• **What this task involves**: Among the lines of these entries, how many hold the word "CHOREOGRAPHY"? State only the number.
================
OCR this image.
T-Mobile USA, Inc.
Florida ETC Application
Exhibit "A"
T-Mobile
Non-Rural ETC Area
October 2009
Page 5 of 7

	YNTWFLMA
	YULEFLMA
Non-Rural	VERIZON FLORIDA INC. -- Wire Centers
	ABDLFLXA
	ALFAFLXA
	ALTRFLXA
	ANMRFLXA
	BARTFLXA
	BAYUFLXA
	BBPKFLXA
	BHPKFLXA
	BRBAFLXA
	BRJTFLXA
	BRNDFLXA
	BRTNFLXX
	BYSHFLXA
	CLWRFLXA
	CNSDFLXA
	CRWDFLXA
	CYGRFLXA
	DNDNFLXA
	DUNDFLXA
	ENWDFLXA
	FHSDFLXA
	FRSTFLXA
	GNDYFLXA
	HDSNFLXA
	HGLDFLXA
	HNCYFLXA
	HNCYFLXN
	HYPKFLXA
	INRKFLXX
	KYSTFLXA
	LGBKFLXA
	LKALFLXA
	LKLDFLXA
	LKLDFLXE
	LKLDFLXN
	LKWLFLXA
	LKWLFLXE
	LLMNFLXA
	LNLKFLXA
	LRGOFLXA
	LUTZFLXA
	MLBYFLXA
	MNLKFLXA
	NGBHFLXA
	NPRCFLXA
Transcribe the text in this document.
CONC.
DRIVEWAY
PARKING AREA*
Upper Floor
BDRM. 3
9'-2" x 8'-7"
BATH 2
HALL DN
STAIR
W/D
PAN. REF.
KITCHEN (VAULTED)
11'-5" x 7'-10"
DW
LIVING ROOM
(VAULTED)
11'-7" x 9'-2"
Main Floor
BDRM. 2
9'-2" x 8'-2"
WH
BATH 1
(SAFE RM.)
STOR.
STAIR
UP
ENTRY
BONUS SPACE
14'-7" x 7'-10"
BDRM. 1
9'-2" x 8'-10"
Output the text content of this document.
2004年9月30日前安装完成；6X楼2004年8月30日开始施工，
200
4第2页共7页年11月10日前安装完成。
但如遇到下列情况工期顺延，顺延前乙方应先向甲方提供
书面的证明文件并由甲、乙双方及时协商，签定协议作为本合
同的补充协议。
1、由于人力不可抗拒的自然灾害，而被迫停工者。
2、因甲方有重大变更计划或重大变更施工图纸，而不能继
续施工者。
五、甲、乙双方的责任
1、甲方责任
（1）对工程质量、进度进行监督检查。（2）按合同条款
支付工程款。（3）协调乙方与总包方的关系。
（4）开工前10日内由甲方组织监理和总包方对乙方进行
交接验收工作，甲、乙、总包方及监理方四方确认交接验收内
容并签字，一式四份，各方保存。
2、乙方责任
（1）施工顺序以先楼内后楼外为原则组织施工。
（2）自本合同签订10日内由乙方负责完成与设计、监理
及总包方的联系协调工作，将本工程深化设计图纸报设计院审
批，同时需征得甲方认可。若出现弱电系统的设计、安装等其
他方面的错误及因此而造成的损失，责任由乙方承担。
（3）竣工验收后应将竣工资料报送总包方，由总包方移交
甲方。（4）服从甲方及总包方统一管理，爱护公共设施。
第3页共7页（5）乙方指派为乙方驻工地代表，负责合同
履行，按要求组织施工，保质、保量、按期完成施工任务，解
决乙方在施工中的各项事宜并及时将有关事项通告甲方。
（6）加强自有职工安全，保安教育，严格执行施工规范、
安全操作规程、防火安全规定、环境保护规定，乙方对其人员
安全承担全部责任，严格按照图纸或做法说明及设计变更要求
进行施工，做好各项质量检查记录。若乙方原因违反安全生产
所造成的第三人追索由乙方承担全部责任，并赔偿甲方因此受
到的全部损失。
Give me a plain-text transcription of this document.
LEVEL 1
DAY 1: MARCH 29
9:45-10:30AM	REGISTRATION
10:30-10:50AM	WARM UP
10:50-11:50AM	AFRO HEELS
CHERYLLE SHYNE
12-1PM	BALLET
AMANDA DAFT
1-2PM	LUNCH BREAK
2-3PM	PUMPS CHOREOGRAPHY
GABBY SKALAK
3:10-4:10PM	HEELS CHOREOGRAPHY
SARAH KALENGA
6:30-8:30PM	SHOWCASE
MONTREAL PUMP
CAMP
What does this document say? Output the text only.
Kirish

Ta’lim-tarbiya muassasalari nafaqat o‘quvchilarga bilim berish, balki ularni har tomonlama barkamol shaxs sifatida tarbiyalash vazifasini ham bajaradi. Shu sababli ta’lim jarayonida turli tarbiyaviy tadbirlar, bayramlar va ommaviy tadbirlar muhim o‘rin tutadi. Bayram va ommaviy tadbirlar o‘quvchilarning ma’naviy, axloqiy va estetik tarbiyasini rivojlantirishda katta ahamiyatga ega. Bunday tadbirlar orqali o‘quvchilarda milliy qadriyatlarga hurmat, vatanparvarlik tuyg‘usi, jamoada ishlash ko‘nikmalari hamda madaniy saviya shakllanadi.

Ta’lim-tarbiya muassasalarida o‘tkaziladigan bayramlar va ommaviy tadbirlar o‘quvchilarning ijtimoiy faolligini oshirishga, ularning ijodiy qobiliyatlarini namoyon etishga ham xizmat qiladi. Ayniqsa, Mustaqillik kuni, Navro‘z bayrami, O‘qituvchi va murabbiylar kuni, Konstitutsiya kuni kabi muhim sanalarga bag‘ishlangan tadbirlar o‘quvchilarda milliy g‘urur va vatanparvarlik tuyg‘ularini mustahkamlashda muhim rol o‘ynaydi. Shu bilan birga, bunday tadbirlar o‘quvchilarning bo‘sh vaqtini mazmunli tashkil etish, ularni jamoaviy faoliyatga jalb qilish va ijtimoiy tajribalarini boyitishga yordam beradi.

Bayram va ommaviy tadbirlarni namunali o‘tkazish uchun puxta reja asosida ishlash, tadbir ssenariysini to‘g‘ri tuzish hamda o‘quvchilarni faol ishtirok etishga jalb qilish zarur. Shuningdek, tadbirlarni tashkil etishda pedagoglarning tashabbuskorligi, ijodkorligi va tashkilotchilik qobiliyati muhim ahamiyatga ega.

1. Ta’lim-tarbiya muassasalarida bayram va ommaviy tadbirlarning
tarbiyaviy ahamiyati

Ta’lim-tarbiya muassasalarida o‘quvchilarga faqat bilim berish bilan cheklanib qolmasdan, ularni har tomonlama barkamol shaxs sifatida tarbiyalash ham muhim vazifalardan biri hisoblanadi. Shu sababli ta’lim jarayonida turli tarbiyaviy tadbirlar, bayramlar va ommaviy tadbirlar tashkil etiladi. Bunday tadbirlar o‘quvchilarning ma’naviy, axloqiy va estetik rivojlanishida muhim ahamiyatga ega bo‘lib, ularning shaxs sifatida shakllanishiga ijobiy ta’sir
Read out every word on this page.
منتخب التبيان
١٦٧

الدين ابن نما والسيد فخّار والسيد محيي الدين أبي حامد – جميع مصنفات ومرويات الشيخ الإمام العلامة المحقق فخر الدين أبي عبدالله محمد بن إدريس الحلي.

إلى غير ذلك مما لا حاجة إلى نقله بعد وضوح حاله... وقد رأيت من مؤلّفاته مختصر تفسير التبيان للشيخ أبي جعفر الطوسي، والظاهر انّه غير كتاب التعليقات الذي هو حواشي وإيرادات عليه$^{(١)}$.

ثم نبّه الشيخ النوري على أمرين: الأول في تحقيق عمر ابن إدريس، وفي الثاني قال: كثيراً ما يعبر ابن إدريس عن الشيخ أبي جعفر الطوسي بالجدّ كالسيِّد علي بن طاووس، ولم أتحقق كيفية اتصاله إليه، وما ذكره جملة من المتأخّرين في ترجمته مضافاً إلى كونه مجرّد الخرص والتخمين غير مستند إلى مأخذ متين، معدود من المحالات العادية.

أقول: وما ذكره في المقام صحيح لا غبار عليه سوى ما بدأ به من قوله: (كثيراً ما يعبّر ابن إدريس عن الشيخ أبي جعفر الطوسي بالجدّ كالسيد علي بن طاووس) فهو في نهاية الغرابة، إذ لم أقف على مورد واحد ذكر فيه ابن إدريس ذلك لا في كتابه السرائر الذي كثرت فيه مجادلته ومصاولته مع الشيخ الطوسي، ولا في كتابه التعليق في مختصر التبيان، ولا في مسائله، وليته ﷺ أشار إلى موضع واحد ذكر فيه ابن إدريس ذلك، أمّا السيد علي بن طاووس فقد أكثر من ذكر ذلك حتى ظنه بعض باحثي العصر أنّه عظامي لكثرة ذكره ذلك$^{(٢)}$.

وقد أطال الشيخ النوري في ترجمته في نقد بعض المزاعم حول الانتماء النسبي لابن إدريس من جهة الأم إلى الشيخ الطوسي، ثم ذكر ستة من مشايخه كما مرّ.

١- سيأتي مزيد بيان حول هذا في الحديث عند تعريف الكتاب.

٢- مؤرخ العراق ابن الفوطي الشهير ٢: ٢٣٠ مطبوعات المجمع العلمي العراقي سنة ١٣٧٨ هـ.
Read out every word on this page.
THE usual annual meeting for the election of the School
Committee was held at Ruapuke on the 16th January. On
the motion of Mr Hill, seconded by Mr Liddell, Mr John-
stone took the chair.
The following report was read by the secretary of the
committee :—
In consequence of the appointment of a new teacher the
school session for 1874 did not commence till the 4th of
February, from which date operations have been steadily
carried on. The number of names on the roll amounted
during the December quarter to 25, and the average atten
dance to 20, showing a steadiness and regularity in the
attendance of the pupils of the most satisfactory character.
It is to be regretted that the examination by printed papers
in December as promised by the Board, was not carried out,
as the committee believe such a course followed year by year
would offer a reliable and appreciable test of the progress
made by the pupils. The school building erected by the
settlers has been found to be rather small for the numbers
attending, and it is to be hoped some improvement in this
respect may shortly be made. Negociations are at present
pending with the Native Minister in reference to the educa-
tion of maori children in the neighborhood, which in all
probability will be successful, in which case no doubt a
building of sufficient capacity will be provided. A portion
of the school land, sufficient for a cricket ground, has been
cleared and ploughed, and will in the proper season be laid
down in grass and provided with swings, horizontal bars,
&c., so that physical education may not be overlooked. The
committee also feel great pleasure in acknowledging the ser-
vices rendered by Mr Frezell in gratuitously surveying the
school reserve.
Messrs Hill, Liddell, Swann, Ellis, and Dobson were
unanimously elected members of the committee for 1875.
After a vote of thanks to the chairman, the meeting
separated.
================
• **Response to the task**: 2